## PROMPT
Swap "watermark-text" for "watermark-label" in the part that opens with the line containing "candle-body bbox=[783, 262, 788, 282]" and closes with the line containing "zero-tick bbox=[743, 629, 745, 631]", and give only those lines with nothing else changed.

## DATASET
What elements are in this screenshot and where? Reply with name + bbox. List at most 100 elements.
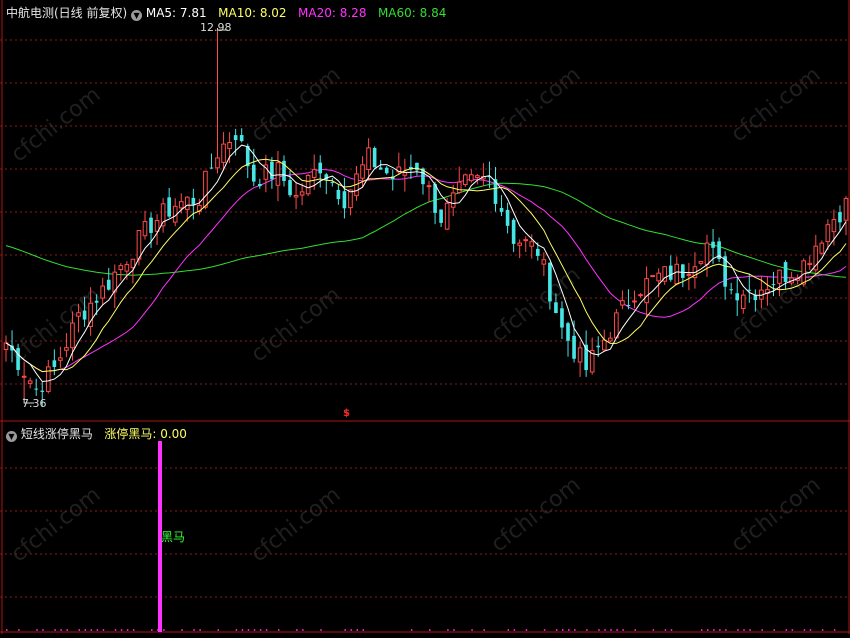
candle-body bbox=[783, 262, 788, 282]
candle-body bbox=[740, 294, 746, 310]
stock-title[interactable]: 中航电测(日线 前复权) bbox=[6, 6, 127, 20]
zero-tick bbox=[362, 629, 365, 631]
zero-tick bbox=[719, 629, 721, 631]
candle-body bbox=[94, 300, 99, 303]
zero-tick bbox=[568, 629, 570, 631]
candle-body bbox=[698, 261, 704, 264]
zero-tick bbox=[6, 629, 8, 631]
zero-tick bbox=[217, 629, 220, 631]
grid-lines bbox=[0, 0, 850, 634]
watermark-text: cfchi.com bbox=[247, 482, 346, 567]
candle-body bbox=[118, 265, 124, 271]
candle-body bbox=[82, 310, 87, 320]
candle-body bbox=[771, 284, 776, 286]
zero-tick bbox=[483, 629, 485, 631]
zero-tick bbox=[743, 629, 745, 631]
candle-body bbox=[270, 161, 274, 180]
candle-body bbox=[184, 196, 190, 210]
low-price-label: 7.36 bbox=[22, 397, 47, 410]
candle-body bbox=[535, 248, 540, 256]
candlesticks bbox=[3, 28, 849, 407]
candle-body bbox=[64, 347, 69, 351]
candle-body bbox=[499, 207, 504, 212]
candle-body bbox=[548, 262, 552, 302]
candle-body bbox=[178, 201, 184, 209]
zero-tick bbox=[749, 629, 751, 631]
candle-body bbox=[142, 221, 148, 237]
candle-body bbox=[209, 167, 214, 169]
candle-body bbox=[27, 380, 33, 384]
zero-tick bbox=[320, 629, 322, 631]
zero-tick bbox=[785, 629, 788, 631]
candle-body bbox=[511, 219, 516, 244]
candle-body bbox=[517, 242, 522, 246]
candle-body bbox=[801, 260, 807, 285]
kline-chart[interactable]: cfchi.com cfchi.com cfchi.com cfchi.com cfch… bbox=[0, 0, 850, 634]
chevron-down-icon[interactable]: ▼ bbox=[6, 431, 17, 442]
candle-body bbox=[149, 217, 153, 233]
candle-body bbox=[402, 172, 408, 176]
zero-tick bbox=[277, 629, 280, 631]
zero-tick bbox=[247, 629, 250, 631]
zero-tick bbox=[809, 629, 812, 631]
event-marker[interactable]: $ bbox=[343, 408, 350, 419]
zero-tick bbox=[157, 629, 159, 631]
watermark-text: cfchi.com bbox=[7, 482, 106, 567]
candle-body bbox=[293, 194, 299, 198]
zero-tick bbox=[253, 629, 256, 631]
candle-body bbox=[566, 323, 570, 341]
zero-tick bbox=[132, 629, 135, 631]
zero-tick bbox=[84, 629, 87, 631]
candle-body bbox=[626, 304, 631, 306]
candle-body bbox=[348, 189, 353, 209]
candle-body bbox=[686, 273, 692, 276]
zero-tick bbox=[120, 629, 123, 631]
zero-tick bbox=[700, 629, 703, 631]
candle-body bbox=[608, 337, 613, 342]
candle-body bbox=[16, 348, 20, 370]
ma10-label: MA10: bbox=[218, 6, 256, 20]
candle-body bbox=[426, 185, 432, 188]
zero-tick bbox=[265, 629, 268, 631]
candle-body bbox=[462, 174, 468, 186]
zero-tick bbox=[54, 629, 56, 631]
candle-body bbox=[469, 174, 474, 182]
candle-body bbox=[233, 135, 238, 141]
zero-tick bbox=[507, 629, 510, 631]
candle-body bbox=[711, 241, 715, 248]
zero-tick bbox=[344, 629, 346, 631]
indicator-name[interactable]: 短线涨停黑马 bbox=[21, 427, 93, 441]
zero-tick bbox=[199, 629, 201, 631]
candle-body bbox=[227, 142, 232, 150]
watermark-text: cfchi.com bbox=[487, 262, 586, 347]
candle-body bbox=[601, 339, 607, 351]
watermark-text: cfchi.com bbox=[487, 62, 586, 147]
ma10-value: 8.02 bbox=[259, 6, 287, 20]
candle-body bbox=[439, 209, 443, 223]
candle-body bbox=[577, 347, 583, 363]
candle-body bbox=[288, 180, 292, 196]
watermark-text: cfchi.com bbox=[7, 82, 106, 167]
candle-body bbox=[596, 345, 601, 348]
candle-body bbox=[838, 212, 842, 223]
zero-tick bbox=[36, 629, 38, 631]
zero-tick bbox=[302, 629, 304, 631]
zero-tick bbox=[622, 629, 624, 631]
candle-body bbox=[638, 294, 643, 297]
watermark-text: cfchi.com bbox=[487, 472, 586, 557]
ma5-label: MA5: bbox=[145, 6, 177, 20]
candle-body bbox=[831, 219, 837, 233]
zero-tick bbox=[713, 629, 715, 631]
zero-tick bbox=[604, 629, 606, 631]
zero-tick bbox=[598, 629, 600, 631]
chevron-down-icon[interactable]: ▼ bbox=[131, 10, 143, 21]
candle-body bbox=[560, 308, 564, 328]
zero-tick bbox=[447, 629, 449, 631]
candle-body bbox=[433, 184, 437, 213]
zero-tick bbox=[773, 629, 775, 631]
candle-body bbox=[130, 258, 136, 269]
zero-tick bbox=[296, 629, 298, 631]
candle-body bbox=[318, 162, 323, 174]
zero-tick bbox=[181, 629, 183, 631]
zero-tick bbox=[78, 629, 81, 631]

## PROBLEM SOLUTION
candle-body bbox=[783, 262, 788, 282]
candle-body bbox=[740, 294, 746, 310]
stock-title[interactable]: 中航电测(日线 前复权) bbox=[6, 6, 127, 20]
zero-tick bbox=[362, 629, 365, 631]
zero-tick bbox=[719, 629, 721, 631]
candle-body bbox=[94, 300, 99, 303]
zero-tick bbox=[568, 629, 570, 631]
candle-body bbox=[698, 261, 704, 264]
zero-tick bbox=[6, 629, 8, 631]
zero-tick bbox=[217, 629, 220, 631]
grid-lines bbox=[0, 0, 850, 634]
watermark-label: cfchi.com bbox=[247, 482, 346, 567]
candle-body bbox=[118, 265, 124, 271]
candle-body bbox=[82, 310, 87, 320]
candle-body bbox=[771, 284, 776, 286]
zero-tick bbox=[483, 629, 485, 631]
zero-tick bbox=[743, 629, 745, 631]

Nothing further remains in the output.